Reproduce the stretch of the listing from its first line through the line containing "The anterior offset xa is at (444, 524).", inclusive, with every character unchanged.

Dataset rows:

+---+

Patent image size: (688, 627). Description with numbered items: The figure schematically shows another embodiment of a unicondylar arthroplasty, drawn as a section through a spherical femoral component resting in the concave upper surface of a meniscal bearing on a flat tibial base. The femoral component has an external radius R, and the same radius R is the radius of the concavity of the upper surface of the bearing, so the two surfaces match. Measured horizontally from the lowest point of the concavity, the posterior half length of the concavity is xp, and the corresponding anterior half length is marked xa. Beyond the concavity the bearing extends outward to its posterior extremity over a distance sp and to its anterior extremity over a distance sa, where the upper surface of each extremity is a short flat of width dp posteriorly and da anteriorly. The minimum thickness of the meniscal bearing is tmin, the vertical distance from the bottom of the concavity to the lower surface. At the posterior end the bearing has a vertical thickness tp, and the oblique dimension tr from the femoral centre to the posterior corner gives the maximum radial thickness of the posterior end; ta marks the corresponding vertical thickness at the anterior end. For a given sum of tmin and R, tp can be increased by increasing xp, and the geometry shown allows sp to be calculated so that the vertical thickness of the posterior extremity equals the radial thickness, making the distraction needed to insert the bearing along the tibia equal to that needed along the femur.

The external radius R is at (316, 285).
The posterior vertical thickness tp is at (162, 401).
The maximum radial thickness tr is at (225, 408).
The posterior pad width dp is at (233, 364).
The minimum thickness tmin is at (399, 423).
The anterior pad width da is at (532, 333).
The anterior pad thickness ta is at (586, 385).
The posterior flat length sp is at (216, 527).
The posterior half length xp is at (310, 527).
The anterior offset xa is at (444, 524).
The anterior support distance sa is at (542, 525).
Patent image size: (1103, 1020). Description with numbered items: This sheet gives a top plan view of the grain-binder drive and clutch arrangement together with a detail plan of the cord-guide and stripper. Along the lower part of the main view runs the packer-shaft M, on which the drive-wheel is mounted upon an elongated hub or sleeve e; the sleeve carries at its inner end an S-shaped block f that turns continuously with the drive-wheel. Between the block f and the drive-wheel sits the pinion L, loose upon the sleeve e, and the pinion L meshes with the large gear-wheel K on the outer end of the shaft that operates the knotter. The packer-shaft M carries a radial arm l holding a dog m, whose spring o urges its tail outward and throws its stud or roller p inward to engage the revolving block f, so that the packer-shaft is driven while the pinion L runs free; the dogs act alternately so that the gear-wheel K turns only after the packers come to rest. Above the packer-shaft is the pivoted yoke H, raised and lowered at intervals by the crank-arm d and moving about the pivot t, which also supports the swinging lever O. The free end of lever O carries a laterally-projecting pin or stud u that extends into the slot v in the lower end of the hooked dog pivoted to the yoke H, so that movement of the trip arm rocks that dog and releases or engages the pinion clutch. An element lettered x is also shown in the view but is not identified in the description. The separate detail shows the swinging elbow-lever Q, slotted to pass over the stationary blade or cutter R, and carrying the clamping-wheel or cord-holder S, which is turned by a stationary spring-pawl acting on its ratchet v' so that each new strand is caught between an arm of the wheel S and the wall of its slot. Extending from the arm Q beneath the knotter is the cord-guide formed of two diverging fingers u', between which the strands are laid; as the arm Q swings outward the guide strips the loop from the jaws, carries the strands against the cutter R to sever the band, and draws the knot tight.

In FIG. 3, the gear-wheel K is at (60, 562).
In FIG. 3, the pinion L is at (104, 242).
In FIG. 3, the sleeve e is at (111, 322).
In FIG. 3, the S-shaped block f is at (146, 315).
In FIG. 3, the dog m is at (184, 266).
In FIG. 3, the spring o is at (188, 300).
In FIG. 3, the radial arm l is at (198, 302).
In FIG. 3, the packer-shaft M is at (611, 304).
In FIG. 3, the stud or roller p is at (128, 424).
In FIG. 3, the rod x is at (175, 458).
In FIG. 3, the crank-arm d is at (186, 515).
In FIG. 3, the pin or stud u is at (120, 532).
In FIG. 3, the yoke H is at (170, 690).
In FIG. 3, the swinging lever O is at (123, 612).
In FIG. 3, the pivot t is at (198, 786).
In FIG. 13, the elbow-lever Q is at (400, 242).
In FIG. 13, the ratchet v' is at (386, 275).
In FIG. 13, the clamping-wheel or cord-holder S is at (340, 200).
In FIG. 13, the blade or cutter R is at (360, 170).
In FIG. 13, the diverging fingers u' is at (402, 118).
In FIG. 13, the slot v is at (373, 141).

+---+

Result:
Patent image size: (688, 627). Description with numbered items: The figure schematically shows another embodiment of a unicondylar arthroplasty, drawn as a section through a spherical femoral component resting in the concave upper surface of a meniscal bearing on a flat tibial base. The femoral component has an external radius R, and the same radius R is the radius of the concavity of the upper surface of the bearing, so the two surfaces match. Measured horizontally from the lowest point of the concavity, the posterior half length of the concavity is xp, and the corresponding anterior half length is marked xa. Beyond the concavity the bearing extends outward to its posterior extremity over a distance sp and to its anterior extremity over a distance sa, where the upper surface of each extremity is a short flat of width dp posteriorly and da anteriorly. The minimum thickness of the meniscal bearing is tmin, the vertical distance from the bottom of the concavity to the lower surface. At the posterior end the bearing has a vertical thickness tp, and the oblique dimension tr from the femoral centre to the posterior corner gives the maximum radial thickness of the posterior end; ta marks the corresponding vertical thickness at the anterior end. For a given sum of tmin and R, tp can be increased by increasing xp, and the geometry shown allows sp to be calculated so that the vertical thickness of the posterior extremity equals the radial thickness, making the distraction needed to insert the bearing along the tibia equal to that needed along the femur.

The external radius R is at (316, 285).
The posterior vertical thickness tp is at (162, 401).
The maximum radial thickness tr is at (225, 408).
The posterior pad width dp is at (233, 364).
The minimum thickness tmin is at (399, 423).
The anterior pad width da is at (532, 333).
The anterior pad thickness ta is at (586, 385).
The posterior flat length sp is at (216, 527).
The posterior half length xp is at (310, 527).
The anterior offset xa is at (444, 524).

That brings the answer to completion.